==== PASSAGE SHOWN ====

The image torque operator: A new tool for mid-level vision

Morimichi Nishigaki, Cornelia Fermüller, and Daniel Dementhon,
IEEE International Conference on Computer Vision (CVPR), 2012

The Torque is an image processing operator that implements the Gestaltist principle of closure. This paper demonstrates the Torque for the applications of attention, boundary detection, and segmentation.  

Paper Abstract Code
Contours are a powerful cue for semantic image understanding. Objects and parts of objects in the image are delineated from their surrounding by closed contours which make up their boundary. In this paper we introduce a new bottom-up visual operator to capture the concept of closed contours, which we call the ’Torque’ operator. Its computation is inspired by the mechanical definition of torque or moment of force, and applied to image edges. The torque operator takes as input edges and computes over regions of different size a measure of how well the edges are aligned to form a closed, convex contour. We explore fundamental properties of this measure and demonstrate that it can be made a useful tool for visual attention, segmentation, and boundary edge detection by verifying its benefits on these applications.

Contour-based recognition

Yong Xu, Yuhui Quan, Zhuming Zhang, Hui Ji, Cornelia Fermüller, Masakatsu Nishigaki, and Daniel Dementhon.
IEEE Conference on Computer Vision and Pattern Recognition (CVPR), 2012. 

This paper demonstrates the Torque as a useful tool for object recognition. As it uses contours, it is complimentary to commonly used feature descriptors, such as SIFT.

==== RECORDS SUPPLIED ====

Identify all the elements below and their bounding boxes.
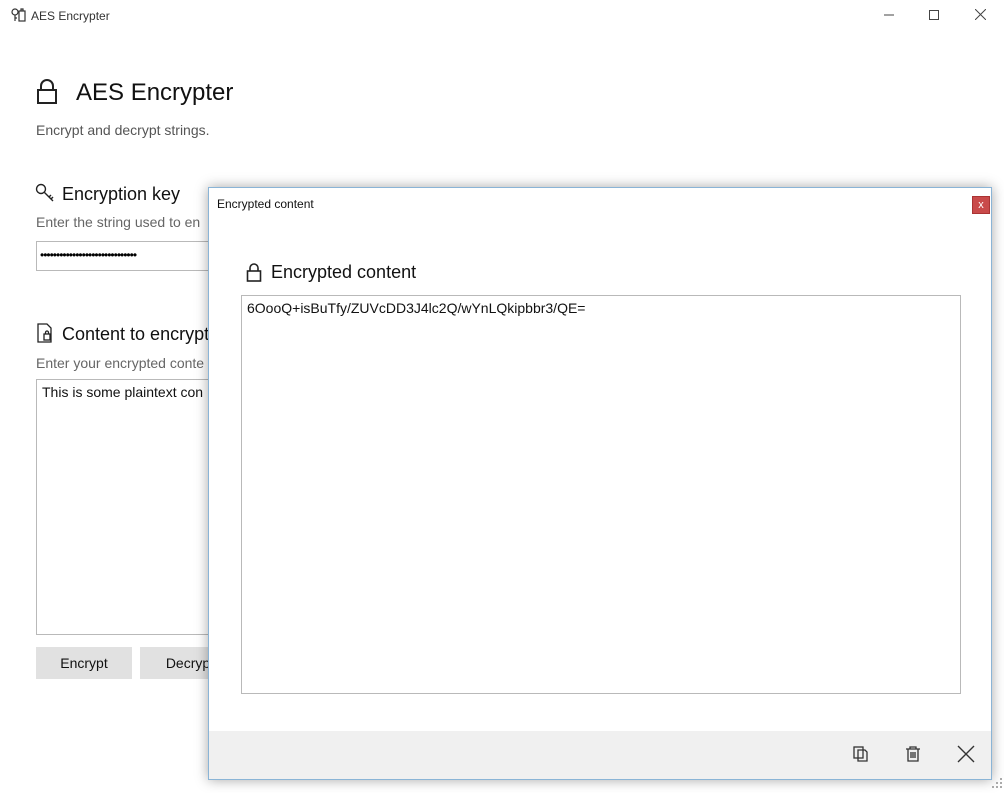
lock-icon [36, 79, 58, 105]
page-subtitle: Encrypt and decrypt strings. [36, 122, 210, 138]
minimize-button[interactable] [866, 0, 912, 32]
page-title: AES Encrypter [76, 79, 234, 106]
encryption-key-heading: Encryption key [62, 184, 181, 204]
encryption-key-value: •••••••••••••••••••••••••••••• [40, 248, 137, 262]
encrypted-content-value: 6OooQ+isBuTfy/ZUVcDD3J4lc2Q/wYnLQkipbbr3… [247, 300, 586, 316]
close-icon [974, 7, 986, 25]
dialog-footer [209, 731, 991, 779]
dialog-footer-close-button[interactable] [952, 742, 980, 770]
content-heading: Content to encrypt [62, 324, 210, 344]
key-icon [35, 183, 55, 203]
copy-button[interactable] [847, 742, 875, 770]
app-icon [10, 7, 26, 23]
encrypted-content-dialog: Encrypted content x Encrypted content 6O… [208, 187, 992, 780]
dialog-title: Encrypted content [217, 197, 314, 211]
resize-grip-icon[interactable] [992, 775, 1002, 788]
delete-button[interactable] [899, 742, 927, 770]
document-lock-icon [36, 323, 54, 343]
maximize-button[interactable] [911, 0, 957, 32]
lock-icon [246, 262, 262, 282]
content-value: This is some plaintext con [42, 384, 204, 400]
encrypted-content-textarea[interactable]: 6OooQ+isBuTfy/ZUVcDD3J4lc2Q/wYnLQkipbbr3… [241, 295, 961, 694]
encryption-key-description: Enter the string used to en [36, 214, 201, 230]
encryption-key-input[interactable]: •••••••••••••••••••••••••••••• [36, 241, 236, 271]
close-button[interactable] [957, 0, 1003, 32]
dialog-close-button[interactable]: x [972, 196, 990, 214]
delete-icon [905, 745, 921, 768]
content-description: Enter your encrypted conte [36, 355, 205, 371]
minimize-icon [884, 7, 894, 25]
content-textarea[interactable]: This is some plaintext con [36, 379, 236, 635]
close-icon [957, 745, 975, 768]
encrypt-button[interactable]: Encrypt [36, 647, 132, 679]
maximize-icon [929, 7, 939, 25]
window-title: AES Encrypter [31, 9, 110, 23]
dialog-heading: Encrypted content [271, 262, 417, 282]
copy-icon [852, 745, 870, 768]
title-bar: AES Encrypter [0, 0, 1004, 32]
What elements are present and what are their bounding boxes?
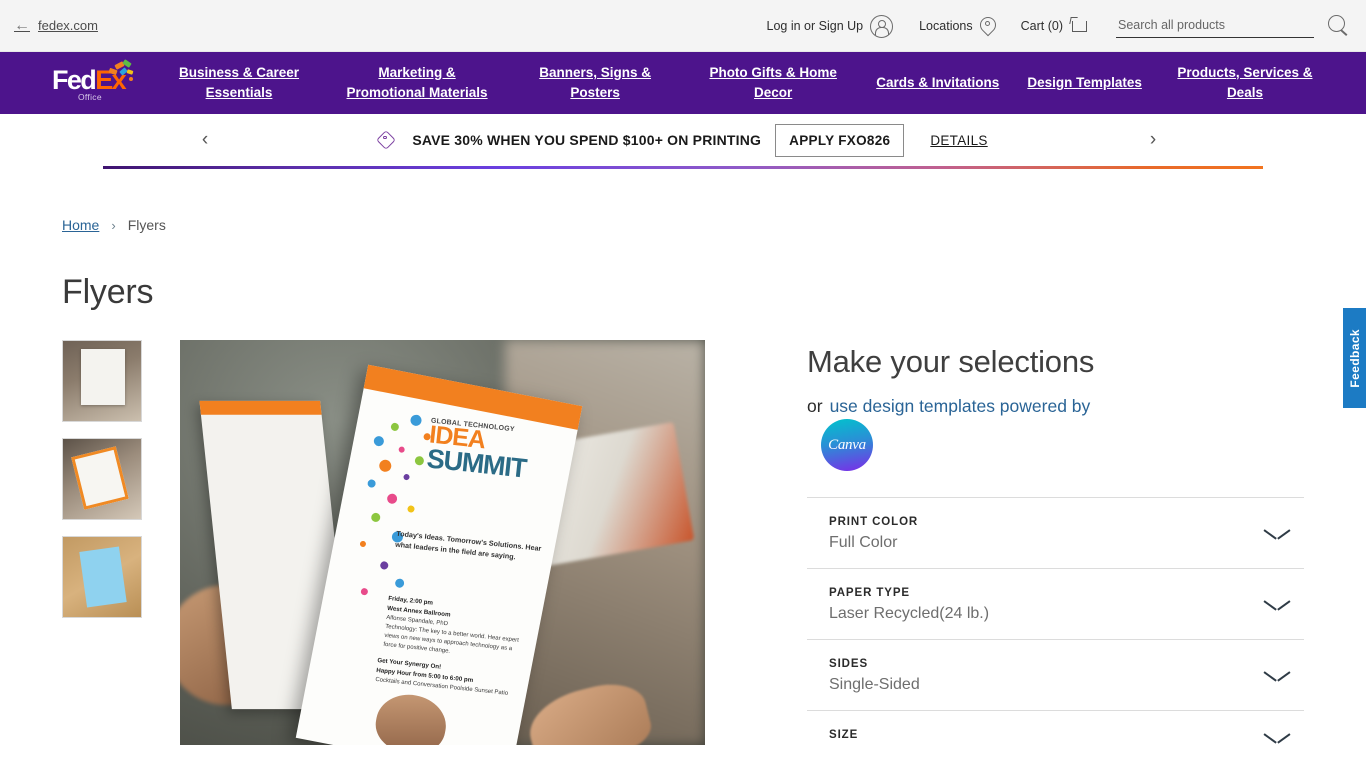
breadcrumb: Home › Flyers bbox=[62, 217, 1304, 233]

====

TASK INSTRUCTIONS
According to the page on the image torque operator, what mechanical concept inspired the operator's computation?

EXPECTED OUTPUT
The mechanical definition of torque, or moment of force.